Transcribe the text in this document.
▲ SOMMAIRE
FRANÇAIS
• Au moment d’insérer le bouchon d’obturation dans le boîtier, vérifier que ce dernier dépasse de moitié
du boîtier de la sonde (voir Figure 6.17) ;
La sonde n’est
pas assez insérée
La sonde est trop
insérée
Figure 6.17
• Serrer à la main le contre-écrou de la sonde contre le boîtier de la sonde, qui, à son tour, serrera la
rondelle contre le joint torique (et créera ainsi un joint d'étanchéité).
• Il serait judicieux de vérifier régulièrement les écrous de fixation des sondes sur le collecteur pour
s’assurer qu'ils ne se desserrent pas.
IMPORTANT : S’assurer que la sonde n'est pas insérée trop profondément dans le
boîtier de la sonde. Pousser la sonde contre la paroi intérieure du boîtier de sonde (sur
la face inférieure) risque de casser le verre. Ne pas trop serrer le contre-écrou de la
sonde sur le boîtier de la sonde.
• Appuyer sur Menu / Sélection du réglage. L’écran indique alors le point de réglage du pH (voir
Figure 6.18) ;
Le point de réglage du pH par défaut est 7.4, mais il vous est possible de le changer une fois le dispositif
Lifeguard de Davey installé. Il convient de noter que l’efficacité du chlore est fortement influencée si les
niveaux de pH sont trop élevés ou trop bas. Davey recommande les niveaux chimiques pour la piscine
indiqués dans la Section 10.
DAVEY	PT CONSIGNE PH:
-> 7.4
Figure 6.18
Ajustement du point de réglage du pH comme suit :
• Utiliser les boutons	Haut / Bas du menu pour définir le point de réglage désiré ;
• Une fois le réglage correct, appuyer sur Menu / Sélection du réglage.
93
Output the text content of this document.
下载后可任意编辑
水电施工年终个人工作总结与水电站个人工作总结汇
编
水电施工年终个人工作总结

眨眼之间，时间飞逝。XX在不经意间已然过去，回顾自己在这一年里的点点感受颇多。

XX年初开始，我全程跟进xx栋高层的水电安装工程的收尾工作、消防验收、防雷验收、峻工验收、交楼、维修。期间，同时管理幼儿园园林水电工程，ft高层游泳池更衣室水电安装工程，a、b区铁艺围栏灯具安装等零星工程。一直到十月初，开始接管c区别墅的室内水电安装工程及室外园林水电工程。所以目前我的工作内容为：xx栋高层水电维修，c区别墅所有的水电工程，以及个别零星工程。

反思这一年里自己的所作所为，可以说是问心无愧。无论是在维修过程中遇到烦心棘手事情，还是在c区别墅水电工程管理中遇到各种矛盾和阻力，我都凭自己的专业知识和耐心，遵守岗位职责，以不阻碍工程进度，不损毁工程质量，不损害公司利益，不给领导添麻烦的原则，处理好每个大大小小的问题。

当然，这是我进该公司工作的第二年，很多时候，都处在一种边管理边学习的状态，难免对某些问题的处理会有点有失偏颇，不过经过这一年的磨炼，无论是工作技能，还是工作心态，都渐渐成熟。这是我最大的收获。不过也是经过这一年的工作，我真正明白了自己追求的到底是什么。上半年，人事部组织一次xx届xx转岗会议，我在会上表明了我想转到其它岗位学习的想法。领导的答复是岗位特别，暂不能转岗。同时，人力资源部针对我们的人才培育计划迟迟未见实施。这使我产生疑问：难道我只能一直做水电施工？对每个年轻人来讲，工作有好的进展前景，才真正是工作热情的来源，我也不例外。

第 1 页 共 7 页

- - -

### What you should do
Repeat exactly the lines above from the line that contains "Output the text content of this document." through the end. Include both of these ends; leave out everything else.

### Result of the task
Output the text content of this document.
下载后可任意编辑
水电施工年终个人工作总结与水电站个人工作总结汇
编
水电施工年终个人工作总结

眨眼之间，时间飞逝。XX在不经意间已然过去，回顾自己在这一年里的点点感受颇多。

XX年初开始，我全程跟进xx栋高层的水电安装工程的收尾工作、消防验收、防雷验收、峻工验收、交楼、维修。期间，同时管理幼儿园园林水电工程，ft高层游泳池更衣室水电安装工程，a、b区铁艺围栏灯具安装等零星工程。一直到十月初，开始接管c区别墅的室内水电安装工程及室外园林水电工程。所以目前我的工作内容为：xx栋高层水电维修，c区别墅所有的水电工程，以及个别零星工程。

反思这一年里自己的所作所为，可以说是问心无愧。无论是在维修过程中遇到烦心棘手事情，还是在c区别墅水电工程管理中遇到各种矛盾和阻力，我都凭自己的专业知识和耐心，遵守岗位职责，以不阻碍工程进度，不损毁工程质量，不损害公司利益，不给领导添麻烦的原则，处理好每个大大小小的问题。

当然，这是我进该公司工作的第二年，很多时候，都处在一种边管理边学习的状态，难免对某些问题的处理会有点有失偏颇，不过经过这一年的磨炼，无论是工作技能，还是工作心态，都渐渐成熟。这是我最大的收获。不过也是经过这一年的工作，我真正明白了自己追求的到底是什么。上半年，人事部组织一次xx届xx转岗会议，我在会上表明了我想转到其它岗位学习的想法。领导的答复是岗位特别，暂不能转岗。同时，人力资源部针对我们的人才培育计划迟迟未见实施。这使我产生疑问：难道我只能一直做水电施工？对每个年轻人来讲，工作有好的进展前景，才真正是工作热情的来源，我也不例外。

第 1 页 共 7 页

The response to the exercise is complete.